[Dataset records]
#####
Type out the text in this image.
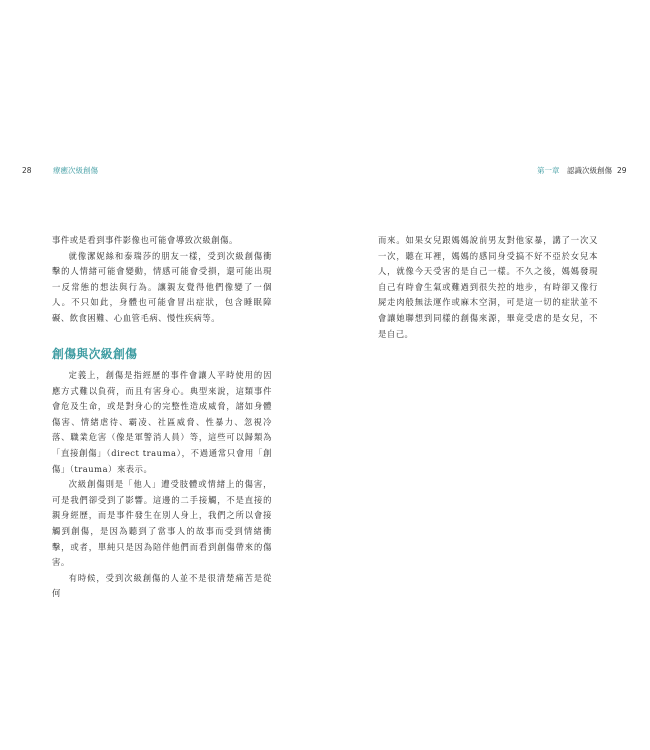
28	療癒次級創傷	第一章 認識次級創傷 29

事件或是看到事件影像也可能會導致次級創傷。

就像潔妮絲和泰瑞莎的朋友一樣，受到次級創傷衝擊的人情緒可能會變動，情感可能會受損，還可能出現一反常態的想法與行為。讓親友覺得他們像變了一個人。不只如此，身體也可能會冒出症狀，包含睡眠障礙、飲食困難、心血管毛病、慢性疾病等。

創傷與次級創傷

定義上，創傷是指經歷的事件會讓人平時使用的因應方式難以負荷，而且有害身心。典型來說，這類事件會危及生命，或是對身心的完整性造成威脅，諸如身體傷害、情緒虐待、霸凌、社區威脅、性暴力、忽視冷落、職業危害（像是軍警消人員）等，這些可以歸類為「直接創傷」（direct trauma），不過通常只會用「創傷」（trauma）來表示。

次級創傷則是「他人」遭受肢體或情緒上的傷害，可是我們卻受到了影響。這邊的二手接觸，不是直接的親身經歷，而是事件發生在別人身上，我們之所以會接觸到創傷，是因為聽到了當事人的故事而受到情緒衝擊，或者，單純只是因為陪伴他們而看到創傷帶來的傷害。

有時候，受到次級創傷的人並不是很清楚痛苦是從何

而來。如果女兒跟媽媽說前男友對他家暴，講了一次又一次，聽在耳裡，媽媽的感同身受搞不好不亞於女兒本人，就像今天受害的是自己一樣。不久之後，媽媽發現自己有時會生氣或難過到很失控的地步，有時卻又像行屍走肉般無法運作或麻木空洞，可是這一切的症狀並不會讓她聯想到同樣的創傷來源，畢竟受虐的是女兒，不是自己。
#####
→ **What you should do**
Reproduce each record from above exactly; pictures do not belong in the copy.

→ **Result of the exercise**
Type out the text in this image.
28	療癒次級創傷	第一章 認識次級創傷 29

事件或是看到事件影像也可能會導致次級創傷。

就像潔妮絲和泰瑞莎的朋友一樣，受到次級創傷衝擊的人情緒可能會變動，情感可能會受損，還可能出現一反常態的想法與行為。讓親友覺得他們像變了一個人。不只如此，身體也可能會冒出症狀，包含睡眠障礙、飲食困難、心血管毛病、慢性疾病等。

創傷與次級創傷

定義上，創傷是指經歷的事件會讓人平時使用的因應方式難以負荷，而且有害身心。典型來說，這類事件會危及生命，或是對身心的完整性造成威脅，諸如身體傷害、情緒虐待、霸凌、社區威脅、性暴力、忽視冷落、職業危害（像是軍警消人員）等，這些可以歸類為「直接創傷」（direct trauma），不過通常只會用「創傷」（trauma）來表示。

次級創傷則是「他人」遭受肢體或情緒上的傷害，可是我們卻受到了影響。這邊的二手接觸，不是直接的親身經歷，而是事件發生在別人身上，我們之所以會接觸到創傷，是因為聽到了當事人的故事而受到情緒衝擊，或者，單純只是因為陪伴他們而看到創傷帶來的傷害。

有時候，受到次級創傷的人並不是很清楚痛苦是從何

而來。如果女兒跟媽媽說前男友對他家暴，講了一次又一次，聽在耳裡，媽媽的感同身受搞不好不亞於女兒本人，就像今天受害的是自己一樣。不久之後，媽媽發現自己有時會生氣或難過到很失控的地步，有時卻又像行屍走肉般無法運作或麻木空洞，可是這一切的症狀並不會讓她聯想到同樣的創傷來源，畢竟受虐的是女兒，不是自己。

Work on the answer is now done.